◆ Requests
(1) Repeat the QEMU event loop email word for word, starting at "In-Reply-To: <878swomn42.fsf@redhat.com>" and ending at "event is detected.".
(2) Pick up the QEMU event loop email after its last line and keep writing it.

== Quoted passage

From: Stefan Hajnoczi <stefanha@redhat.com>
To: Sergio Lopez <slp@redhat.com>
Cc: qemu-devel@nongnu.org, Paolo Bonzini <pbonzini@redhat.com>
Subject: Re: [Qemu-devel] QEMU event loop optimizations
Date: Mon, 8 Apr 2019 09:29:58 +0100 [thread overview]
Message-ID: <20190408082958.GF15001@stefanha-x1.localdomain> (raw)
In-Reply-To: <878swomn42.fsf@redhat.com>
[-- Attachment #1: Type: text/plain, Size: 3061 bytes --]
On Fri, Apr 05, 2019 at 06:29:49PM +0200, Sergio Lopez wrote:
>
> Stefan Hajnoczi writes:
>
> > Hi Sergio,
> > Here are the forgotten event loop optimizations I mentioned:
> >
> > https://github.com/stefanha/qemu/commits/event-loop-optimizations
> >
> > The goal was to eliminate or reorder syscalls so that useful work (like
> > executing BHs) occurs as soon as possible after an event is detected.

====
== Provided records

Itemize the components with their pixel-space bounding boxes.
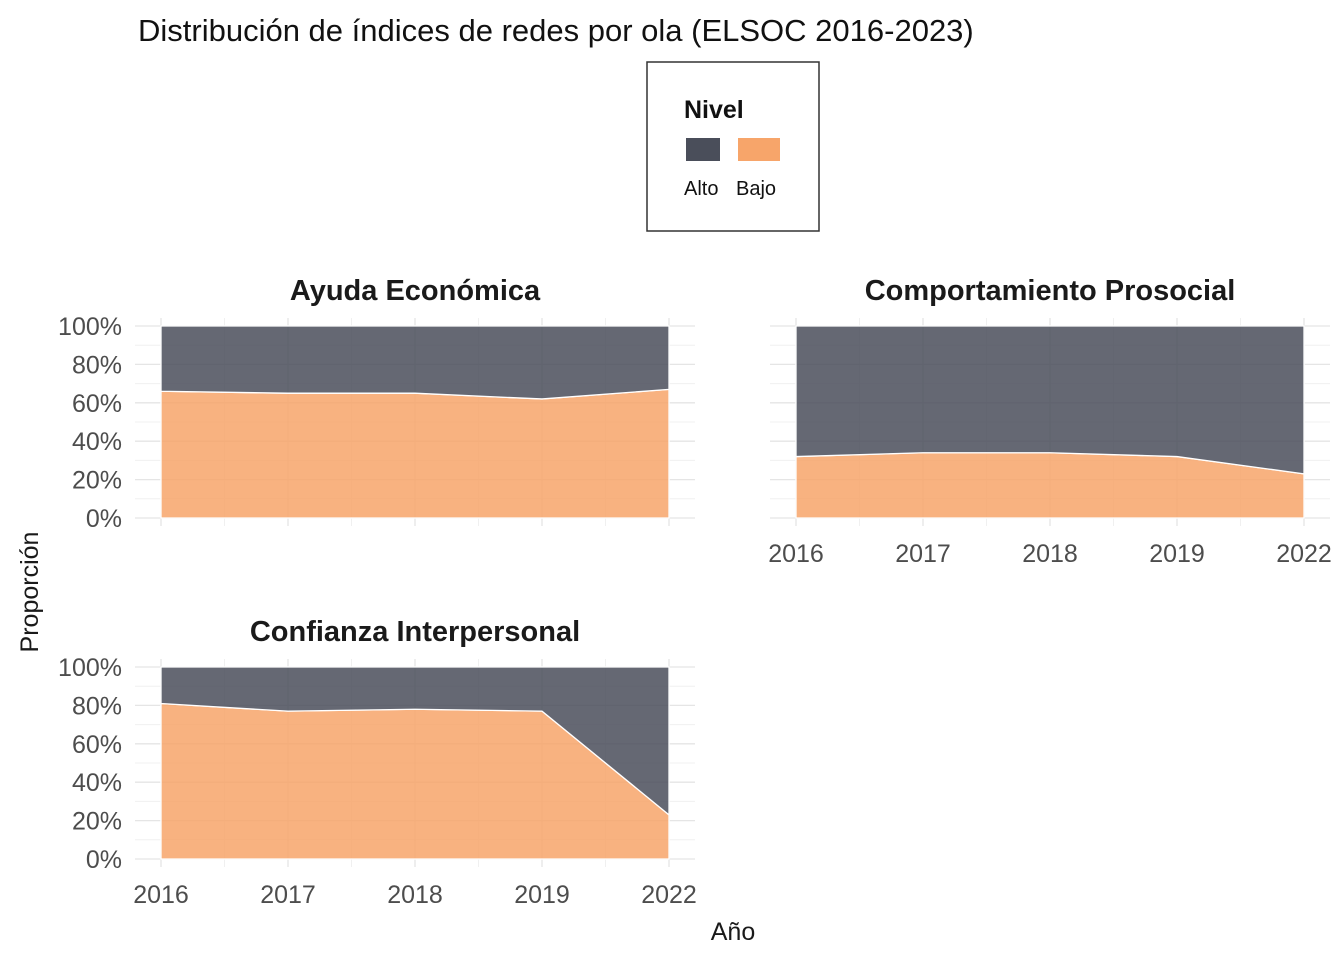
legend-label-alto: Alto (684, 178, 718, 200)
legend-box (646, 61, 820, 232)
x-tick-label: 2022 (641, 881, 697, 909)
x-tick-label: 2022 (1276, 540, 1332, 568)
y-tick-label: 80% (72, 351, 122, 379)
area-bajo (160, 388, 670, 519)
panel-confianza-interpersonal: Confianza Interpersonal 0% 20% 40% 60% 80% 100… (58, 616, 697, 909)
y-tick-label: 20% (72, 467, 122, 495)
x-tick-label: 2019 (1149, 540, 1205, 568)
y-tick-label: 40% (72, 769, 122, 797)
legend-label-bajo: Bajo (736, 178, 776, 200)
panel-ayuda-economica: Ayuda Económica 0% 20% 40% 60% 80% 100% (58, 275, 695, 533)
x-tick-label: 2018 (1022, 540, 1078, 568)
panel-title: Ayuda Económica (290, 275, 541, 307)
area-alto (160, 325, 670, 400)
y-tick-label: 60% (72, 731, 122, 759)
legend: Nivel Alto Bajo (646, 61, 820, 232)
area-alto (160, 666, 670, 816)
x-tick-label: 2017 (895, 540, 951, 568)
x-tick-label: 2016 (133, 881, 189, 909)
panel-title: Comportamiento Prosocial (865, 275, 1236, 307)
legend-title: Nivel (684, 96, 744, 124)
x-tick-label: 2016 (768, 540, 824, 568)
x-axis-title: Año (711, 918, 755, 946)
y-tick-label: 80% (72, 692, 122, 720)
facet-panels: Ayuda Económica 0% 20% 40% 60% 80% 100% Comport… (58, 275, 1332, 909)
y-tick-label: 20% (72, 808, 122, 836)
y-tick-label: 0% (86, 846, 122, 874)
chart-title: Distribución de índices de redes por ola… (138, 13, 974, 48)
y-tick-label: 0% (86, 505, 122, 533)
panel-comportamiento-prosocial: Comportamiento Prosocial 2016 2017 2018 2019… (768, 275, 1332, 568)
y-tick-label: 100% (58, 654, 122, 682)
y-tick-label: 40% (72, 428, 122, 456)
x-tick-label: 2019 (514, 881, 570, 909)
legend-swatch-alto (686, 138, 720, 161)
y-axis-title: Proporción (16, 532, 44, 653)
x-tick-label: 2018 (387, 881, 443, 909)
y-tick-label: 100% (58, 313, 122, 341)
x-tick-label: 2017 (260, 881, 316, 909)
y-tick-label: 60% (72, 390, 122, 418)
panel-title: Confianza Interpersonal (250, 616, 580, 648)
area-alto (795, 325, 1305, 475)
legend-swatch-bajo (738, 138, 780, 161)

====

◆ Responses in order
(1)
In-Reply-To: <878swomn42.fsf@redhat.com>
[-- Attachment #1: Type: text/plain, Size: 3061 bytes --]
On Fri, Apr 05, 2019 at 06:29:49PM +0200, Sergio Lopez wrote:
>
> Stefan Hajnoczi writes:
>
> > Hi Sergio,
> > Here are the forgotten event loop optimizations I mentioned:
> >
> > https://github.com/stefanha/qemu/commits/event-loop-optimizations
> >
> > The goal was to eliminate or reorder syscalls so that useful work (like
> > executing BHs) occurs as soon as possible after an event is detected.

(2)
> >
> > I remember that these optimizations only shave off a handful of
> > microseconds, so they aren't a huge win. They do become attractive on
> > fast SSDs with <10us read/write latency.
> >
> > These optimizations are aggressive and there is a possibility of
> > introducing regressions.
> >
> > If you have time to pick up this work, try benchmarking each commit
> > individually so performance changes are attributed individually.
> > There's no need to send them together in a single patch series, the
> > changes are quite independent.
>
> It took me a while to find a way to get meaningful numbers to evaluate
> those optimizations. The problem is that here (Xeon E5-2640 v3 and EPYC
> 7351P) the cost of event_notifier_set() is just ~0.4us when the code
> path is hot, and it's hard differentiating it from the noise.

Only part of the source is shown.